_Job:_ Wherever a line holds the word "name", copy that line out.

__________________________________________________

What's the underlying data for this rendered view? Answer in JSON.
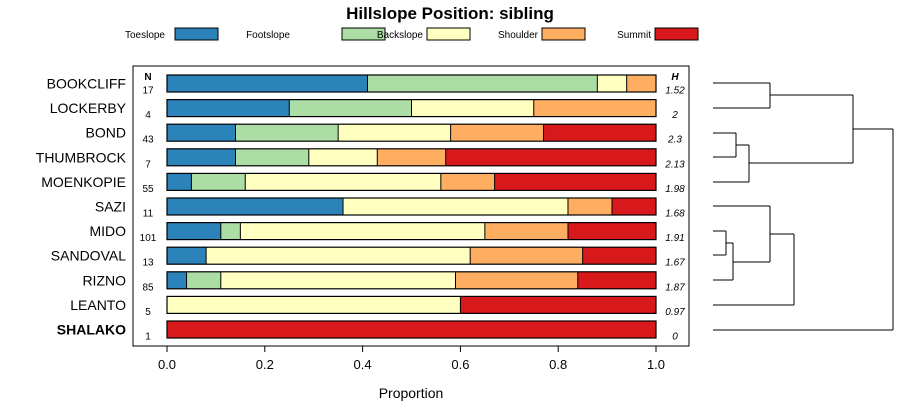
{
  "chart_data": {
    "type": "bar",
    "orientation": "horizontal",
    "stacked": true,
    "title": "Hillslope Position: sibling",
    "xlabel": "Proportion",
    "ylabel": "",
    "xlim": [
      0,
      1
    ],
    "x_ticks": [
      0.0,
      0.2,
      0.4,
      0.6,
      0.8,
      1.0
    ],
    "x_tick_labels": [
      "0.0",
      "0.2",
      "0.4",
      "0.6",
      "0.8",
      "1.0"
    ],
    "grid": false,
    "legend_position": "top",
    "n_header": "N",
    "h_header": "H",
    "highlighted_category": "SHALAKO",
    "categories": [
      "BOOKCLIFF",
      "LOCKERBY",
      "BOND",
      "THUMBROCK",
      "MOENKOPIE",
      "SAZI",
      "MIDO",
      "SANDOVAL",
      "RIZNO",
      "LEANTO",
      "SHALAKO"
    ],
    "n": [
      "17",
      "4",
      "43",
      "7",
      "55",
      "11",
      "101",
      "13",
      "85",
      "5",
      "1"
    ],
    "h": [
      "1.52",
      "2",
      "2.3",
      "2.13",
      "1.98",
      "1.68",
      "1.91",
      "1.67",
      "1.87",
      "0.97",
      "0"
    ],
    "series": [
      {
        "name": "Toeslope",
        "color": "#2b83ba",
        "values": [
          0.41,
          0.25,
          0.14,
          0.14,
          0.05,
          0.36,
          0.11,
          0.08,
          0.04,
          0.0,
          0.0
        ]
      },
      {
        "name": "Footslope",
        "color": "#abdda4",
        "values": [
          0.47,
          0.25,
          0.21,
          0.15,
          0.11,
          0.0,
          0.04,
          0.0,
          0.07,
          0.0,
          0.0
        ]
      },
      {
        "name": "Backslope",
        "color": "#ffffbf",
        "values": [
          0.06,
          0.25,
          0.23,
          0.14,
          0.4,
          0.46,
          0.5,
          0.54,
          0.48,
          0.6,
          0.0
        ]
      },
      {
        "name": "Shoulder",
        "color": "#fdae61",
        "values": [
          0.06,
          0.25,
          0.19,
          0.14,
          0.11,
          0.09,
          0.17,
          0.23,
          0.25,
          0.0,
          0.0
        ]
      },
      {
        "name": "Summit",
        "color": "#d7191c",
        "values": [
          0.0,
          0.0,
          0.23,
          0.43,
          0.33,
          0.09,
          0.18,
          0.15,
          0.16,
          0.4,
          1.0
        ]
      }
    ],
    "dendrogram": true
  }
}
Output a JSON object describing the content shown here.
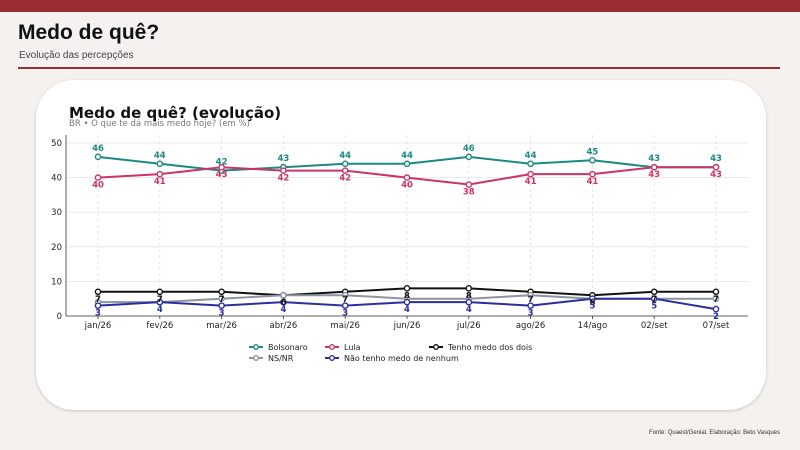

__________________________________________________

_The reply:_
        "name": "Toeslope",
        "name": "Footslope",
        "name": "Backslope",
        "name": "Shoulder",
        "name": "Summit",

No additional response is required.